# [To do]
Copy out all the lines in the records that include the word "GOES".

# [Records for this exercise]

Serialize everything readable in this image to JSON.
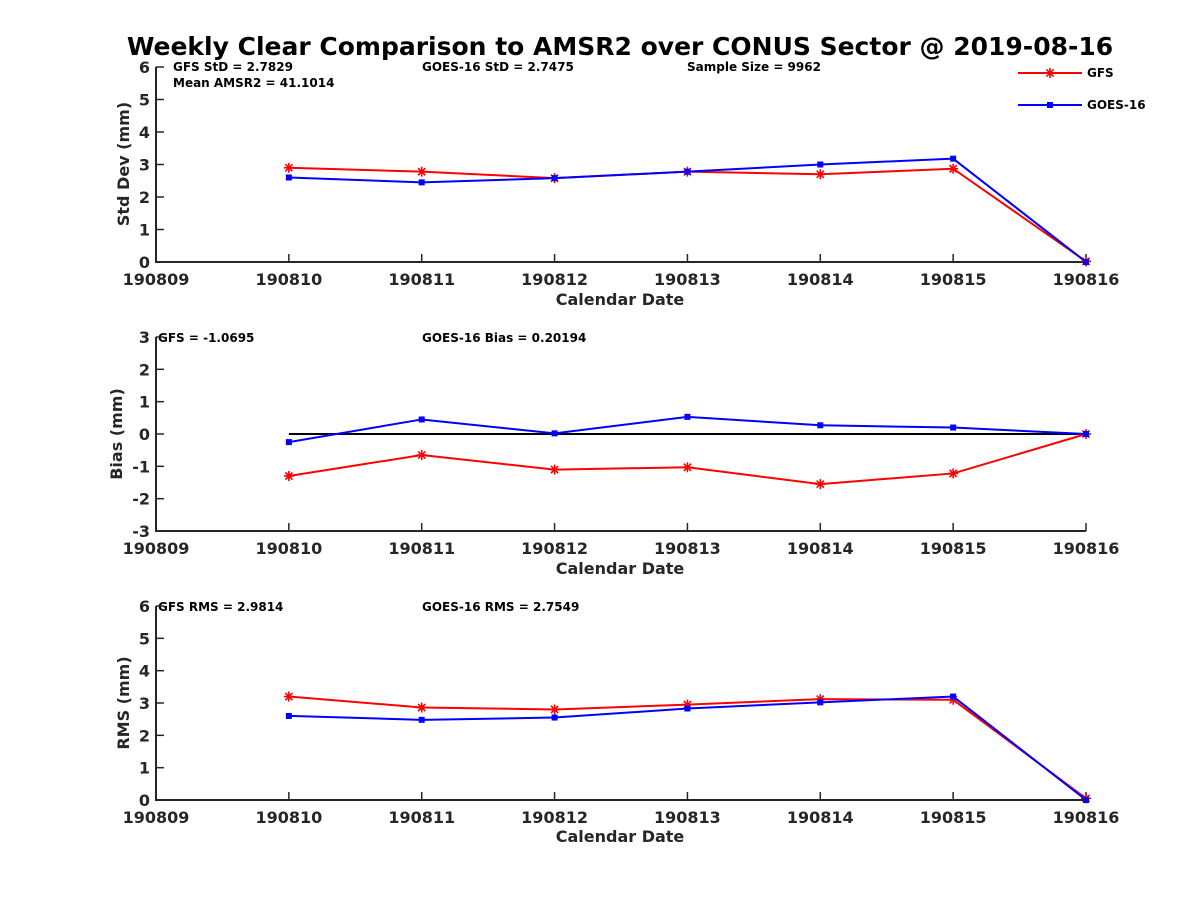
{
  "title": "Weekly Clear Comparison to AMSR2 over CONUS Sector @ 2019-08-16",
  "legend": [
    {
      "name": "GFS",
      "color": "#ff0000",
      "marker": "asterisk"
    },
    {
      "name": "GOES-16",
      "color": "#0000ff",
      "marker": "square"
    }
  ],
  "chart_data": [
    {
      "type": "line",
      "x": [
        "190809",
        "190810",
        "190811",
        "190812",
        "190813",
        "190814",
        "190815",
        "190816"
      ],
      "xlabel": "Calendar Date",
      "ylabel": "Std Dev (mm)",
      "ylim": [
        0,
        6
      ],
      "yticks": [
        0,
        1,
        2,
        3,
        4,
        5,
        6
      ],
      "annotations": [
        "GFS StD = 2.7829",
        "GOES-16 StD = 2.7475",
        "Sample Size = 9962",
        "Mean AMSR2 = 41.1014"
      ],
      "series": [
        {
          "name": "GFS",
          "color": "#ff0000",
          "marker": "asterisk",
          "values": [
            null,
            2.9,
            2.78,
            2.58,
            2.78,
            2.7,
            2.87,
            0.02
          ]
        },
        {
          "name": "GOES-16",
          "color": "#0000ff",
          "marker": "square",
          "values": [
            null,
            2.6,
            2.45,
            2.58,
            2.78,
            3.0,
            3.18,
            0.0
          ]
        }
      ]
    },
    {
      "type": "line",
      "x": [
        "190809",
        "190810",
        "190811",
        "190812",
        "190813",
        "190814",
        "190815",
        "190816"
      ],
      "xlabel": "Calendar Date",
      "ylabel": "Bias (mm)",
      "ylim": [
        -3,
        3
      ],
      "yticks": [
        -3,
        -2,
        -1,
        0,
        1,
        2,
        3
      ],
      "annotations": [
        "GFS = -1.0695",
        "GOES-16 Bias  = 0.20194"
      ],
      "reference_line": {
        "from": "190810",
        "to": "190816",
        "value": 0,
        "color": "#000000"
      },
      "series": [
        {
          "name": "GFS",
          "color": "#ff0000",
          "marker": "asterisk",
          "values": [
            null,
            -1.3,
            -0.65,
            -1.1,
            -1.03,
            -1.55,
            -1.22,
            0.0
          ]
        },
        {
          "name": "GOES-16",
          "color": "#0000ff",
          "marker": "square",
          "values": [
            null,
            -0.25,
            0.45,
            0.02,
            0.53,
            0.27,
            0.2,
            0.0
          ]
        }
      ]
    },
    {
      "type": "line",
      "x": [
        "190809",
        "190810",
        "190811",
        "190812",
        "190813",
        "190814",
        "190815",
        "190816"
      ],
      "xlabel": "Calendar Date",
      "ylabel": "RMS (mm)",
      "ylim": [
        0,
        6
      ],
      "yticks": [
        0,
        1,
        2,
        3,
        4,
        5,
        6
      ],
      "annotations": [
        "GFS RMS = 2.9814",
        "GOES-16 RMS = 2.7549"
      ],
      "series": [
        {
          "name": "GFS",
          "color": "#ff0000",
          "marker": "asterisk",
          "values": [
            null,
            3.2,
            2.86,
            2.8,
            2.95,
            3.12,
            3.1,
            0.05
          ]
        },
        {
          "name": "GOES-16",
          "color": "#0000ff",
          "marker": "square",
          "values": [
            null,
            2.6,
            2.48,
            2.55,
            2.83,
            3.02,
            3.2,
            0.0
          ]
        }
      ]
    }
  ]
}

# [Answer to the problem]
      "name": "GOES-16",
        "GOES-16 StD = 2.7475",
          "name": "GOES-16",
        "GOES-16 Bias  = 0.20194"
          "name": "GOES-16",
        "GOES-16 RMS = 2.7549"
          "name": "GOES-16",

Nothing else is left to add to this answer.